Chart and figure data:
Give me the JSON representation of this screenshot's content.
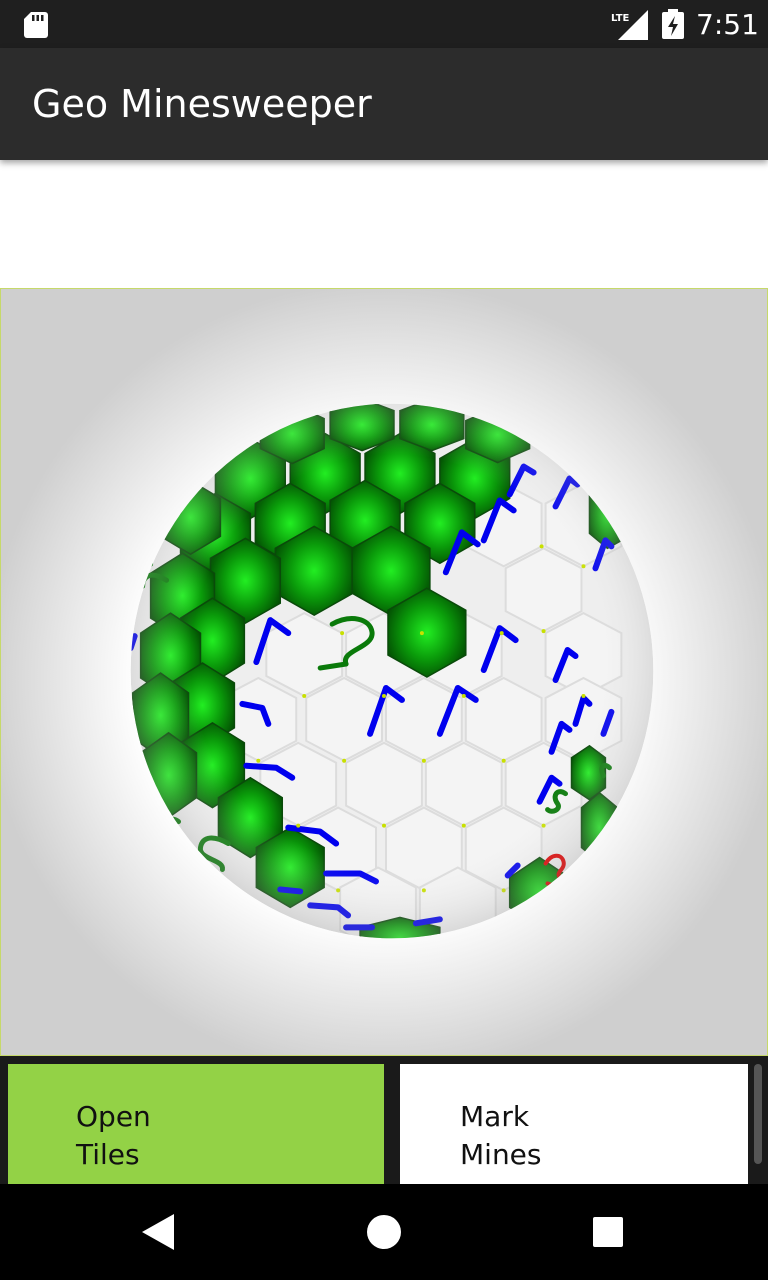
{
  "status_bar": {
    "time": "7:51",
    "network": "LTE",
    "icons": [
      "sd-card-icon",
      "lte-signal-icon",
      "battery-charging-icon"
    ]
  },
  "app_bar": {
    "title": "Geo Minesweeper"
  },
  "board": {
    "colors": {
      "unopened": "#0a8a0a",
      "opened": "#f2f2f2",
      "number_1": "#0000ee",
      "number_2": "#0a7a0a",
      "number_3": "#e00000",
      "background": "#d0d0d0"
    },
    "numbers": [
      "1",
      "2",
      "3"
    ]
  },
  "mode_buttons": {
    "open": {
      "line1": "Open",
      "line2": "Tiles",
      "selected": true
    },
    "mark": {
      "line1": "Mark",
      "line2": "Mines",
      "selected": false
    }
  },
  "nav_bar": {
    "icons": [
      "back-icon",
      "home-icon",
      "recents-icon"
    ]
  }
}
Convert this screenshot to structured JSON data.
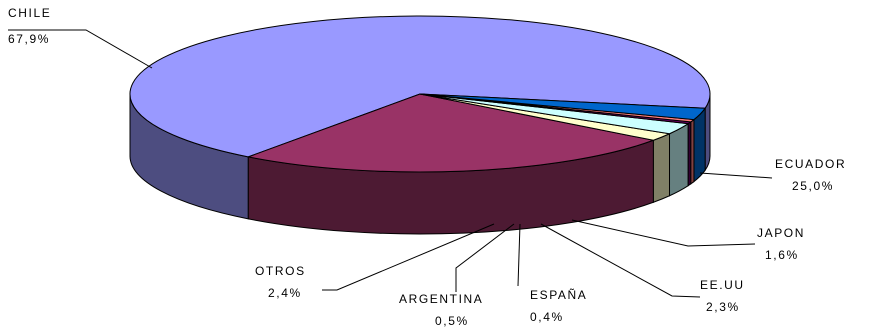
{
  "chart_data": {
    "type": "pie",
    "style": "3d",
    "title": "",
    "slices": [
      {
        "label": "CHILE",
        "value_text": "67,9%",
        "value": 67.9,
        "color": "#9999FF",
        "side_color": "#4D4D80"
      },
      {
        "label": "ECUADOR",
        "value_text": "25,0%",
        "value": 25.0,
        "color": "#993366",
        "side_color": "#4D1A33"
      },
      {
        "label": "JAPON",
        "value_text": "1,6%",
        "value": 1.6,
        "color": "#FFFFCC",
        "side_color": "#808066"
      },
      {
        "label": "EE.UU",
        "value_text": "2,3%",
        "value": 2.3,
        "color": "#CCFFFF",
        "side_color": "#668080"
      },
      {
        "label": "ESPAÑA",
        "value_text": "0,4%",
        "value": 0.4,
        "color": "#660066",
        "side_color": "#330033"
      },
      {
        "label": "ARGENTINA",
        "value_text": "0,5%",
        "value": 0.5,
        "color": "#FF8080",
        "side_color": "#804040"
      },
      {
        "label": "OTROS",
        "value_text": "2,4%",
        "value": 2.4,
        "color": "#0066CC",
        "side_color": "#003366"
      }
    ]
  }
}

Set task: Repeat the data exactly in full, omitting its pictures.

Finished answer:
Give me the JSON representation of this screenshot's content.
{
  "status_bar": {
    "time": "7:51",
    "network": "LTE",
    "icons": [
      "sd-card-icon",
      "lte-signal-icon",
      "battery-charging-icon"
    ]
  },
  "app_bar": {
    "title": "Geo Minesweeper"
  },
  "board": {
    "colors": {
      "unopened": "#0a8a0a",
      "opened": "#f2f2f2",
      "number_1": "#0000ee",
      "number_2": "#0a7a0a",
      "number_3": "#e00000",
      "background": "#d0d0d0"
    },
    "numbers": [
      "1",
      "2",
      "3"
    ]
  },
  "mode_buttons": {
    "open": {
      "line1": "Open",
      "line2": "Tiles",
      "selected": true
    },
    "mark": {
      "line1": "Mark",
      "line2": "Mines",
      "selected": false
    }
  },
  "nav_bar": {
    "icons": [
      "back-icon",
      "home-icon",
      "recents-icon"
    ]
  }
}
Convert this screenshot to structured JSON data.
{
  "chart_data": {
    "type": "pie",
    "style": "3d",
    "title": "",
    "slices": [
      {
        "label": "CHILE",
        "value_text": "67,9%",
        "value": 67.9,
        "color": "#9999FF",
        "side_color": "#4D4D80"
      },
      {
        "label": "ECUADOR",
        "value_text": "25,0%",
        "value": 25.0,
        "color": "#993366",
        "side_color": "#4D1A33"
      },
      {
        "label": "JAPON",
        "value_text": "1,6%",
        "value": 1.6,
        "color": "#FFFFCC",
        "side_color": "#808066"
      },
      {
        "label": "EE.UU",
        "value_text": "2,3%",
        "value": 2.3,
        "color": "#CCFFFF",
        "side_color": "#668080"
      },
      {
        "label": "ESPAÑA",
        "value_text": "0,4%",
        "value": 0.4,
        "color": "#660066",
        "side_color": "#330033"
      },
      {
        "label": "ARGENTINA",
        "value_text": "0,5%",
        "value": 0.5,
        "color": "#FF8080",
        "side_color": "#804040"
      },
      {
        "label": "OTROS",
        "value_text": "2,4%",
        "value": 2.4,
        "color": "#0066CC",
        "side_color": "#003366"
      }
    ]
  }
}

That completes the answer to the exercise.